__WHAT IS ASKED__
Listed below are entries; give the number of lines among them that include "PPLG", and only that number.

# START OF THE INPUT

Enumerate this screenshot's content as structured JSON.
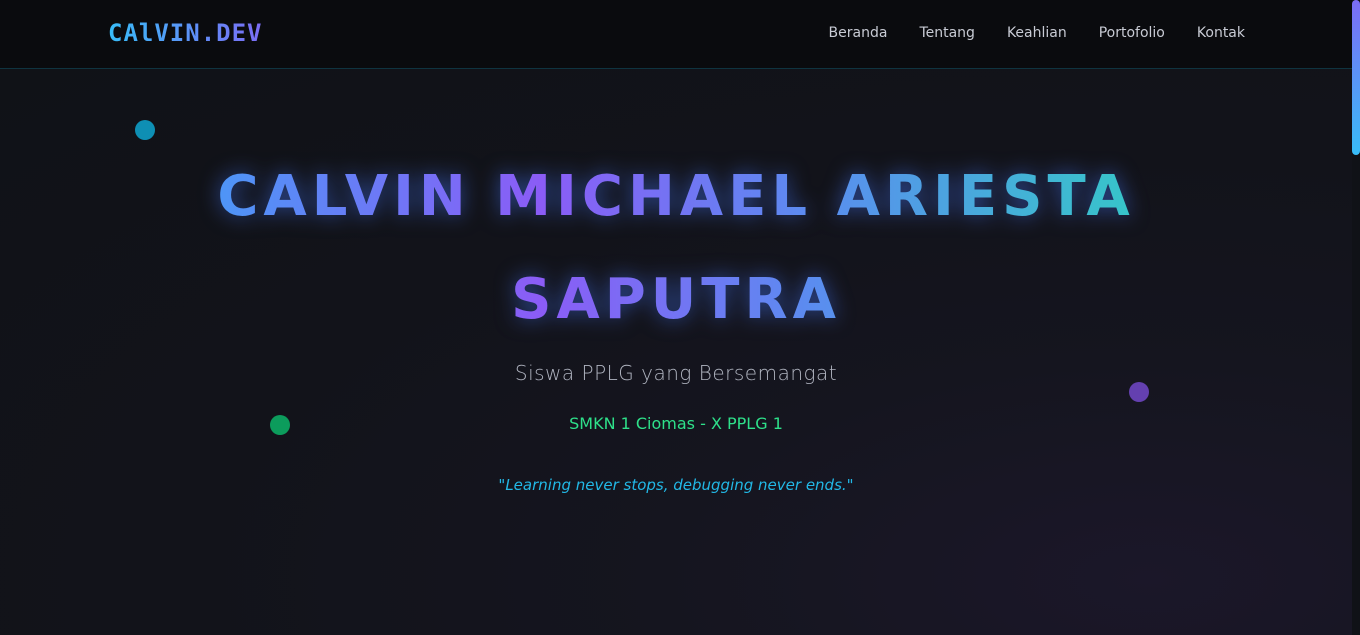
{
  "navbar": {
    "logo": "CAlVIN.DEV",
    "links": [
      "Beranda",
      "Tentang",
      "Keahlian",
      "Portofolio",
      "Kontak"
    ]
  },
  "hero": {
    "title_line1": "CALVIN MICHAEL ARIESTA",
    "title_line2": "SAPUTRA",
    "subtitle": "Siswa PPLG yang Bersemangat",
    "school": "SMKN 1 Ciomas - X PPLG 1",
    "quote": "\"Learning never stops, debugging never ends.\""
  },
  "colors": {
    "background": "#101217",
    "navbar_bg": "#0a0b0e",
    "accent_blue": "#38bdf8",
    "accent_purple": "#8b5cf6",
    "accent_teal": "#2dd4bf",
    "school_green": "#2ee08a",
    "quote_cyan": "#22b8e6"
  }
}
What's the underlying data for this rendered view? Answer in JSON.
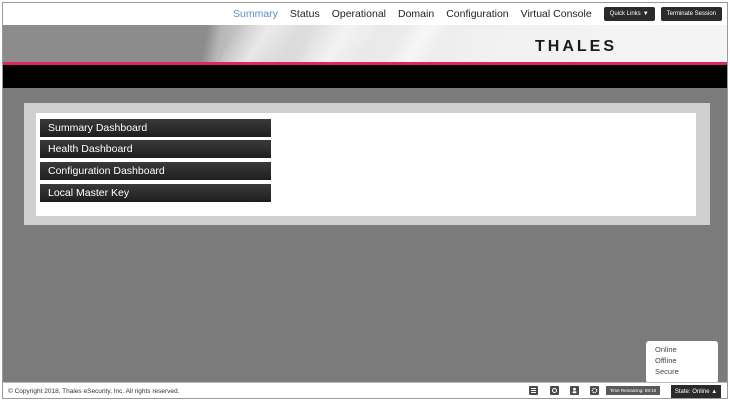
{
  "nav": {
    "items": [
      {
        "label": "Summary",
        "active": true
      },
      {
        "label": "Status",
        "active": false
      },
      {
        "label": "Operational",
        "active": false
      },
      {
        "label": "Domain",
        "active": false
      },
      {
        "label": "Configuration",
        "active": false
      },
      {
        "label": "Virtual Console",
        "active": false
      }
    ],
    "quick_links_label": "Quick Links",
    "terminate_label": "Terminate Session"
  },
  "banner": {
    "logo_text": "THALES"
  },
  "menu": {
    "items": [
      {
        "label": "Summary Dashboard"
      },
      {
        "label": "Health Dashboard"
      },
      {
        "label": "Configuration Dashboard"
      },
      {
        "label": "Local Master Key"
      }
    ]
  },
  "state_menu": {
    "options": [
      "Online",
      "Offline",
      "Secure"
    ]
  },
  "footer": {
    "copyright": "© Copyright 2018, Thales eSecurity, Inc. All rights reserved.",
    "time_remaining": "Time Remaining: 59:15",
    "state_button_label": "State: Online"
  },
  "colors": {
    "accent_active": "#5b8ec9",
    "brand_pink": "#e0265f",
    "background_gray": "#7b7b7b"
  },
  "icons": {
    "footer": [
      "list-icon",
      "disk-icon",
      "user-icon",
      "settings-icon"
    ]
  }
}
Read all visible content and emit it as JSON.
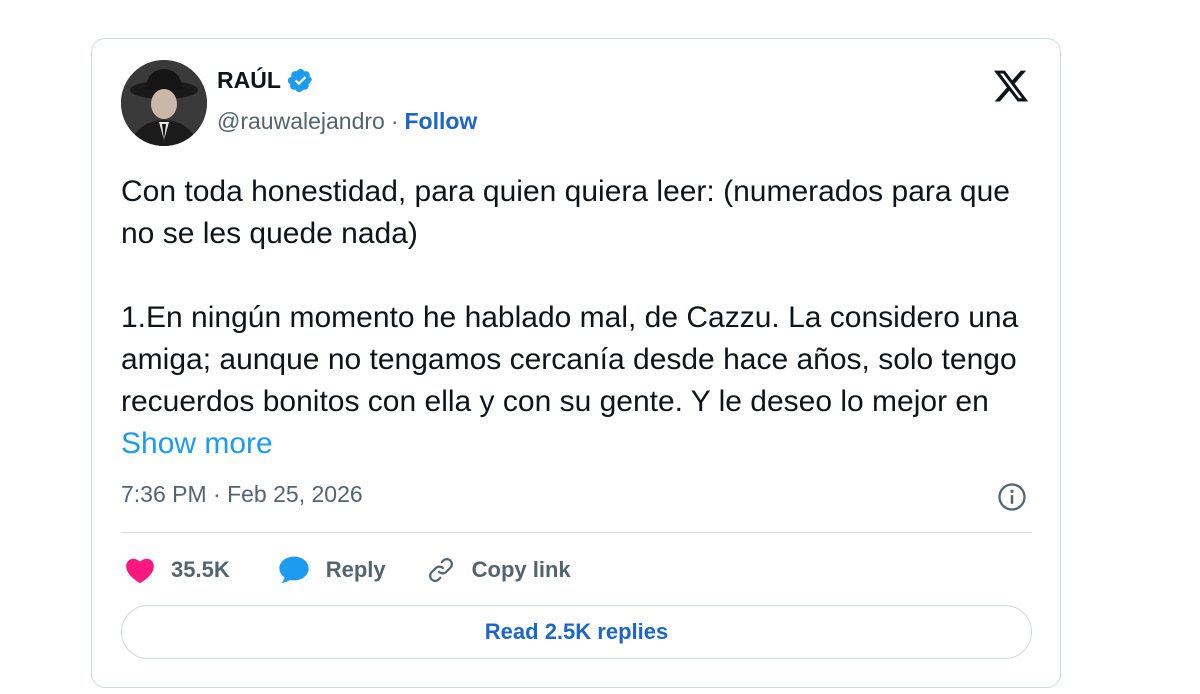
{
  "author": {
    "name": "RAÚL",
    "handle": "@rauwalejandro",
    "separator": "·",
    "follow_label": "Follow"
  },
  "tweet": {
    "text": "Con toda honestidad, para quien quiera leer: (numerados para que no se les quede nada)\n\n1.En ningún momento he hablado mal, de Cazzu. La considero una amiga; aunque no tengamos cercanía desde hace años, solo tengo recuerdos bonitos con ella y con su gente. Y le deseo lo mejor en ",
    "show_more_label": "Show more",
    "timestamp": "7:36 PM · Feb 25, 2026"
  },
  "actions": {
    "likes": "35.5K",
    "reply_label": "Reply",
    "copy_label": "Copy link"
  },
  "read_replies_label": "Read 2.5K replies",
  "icons": {
    "verified": "verified-badge-icon",
    "platform": "x-logo-icon",
    "info": "info-icon",
    "like": "heart-icon",
    "reply": "speech-bubble-icon",
    "copy": "link-icon"
  },
  "colors": {
    "accent": "#1d9bf0",
    "follow": "#1d65c9",
    "heart": "#f91880",
    "muted": "#536471",
    "border": "#cfd9de"
  }
}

# END OF THE INPUT

__ANSWER FOR THE TASK__
2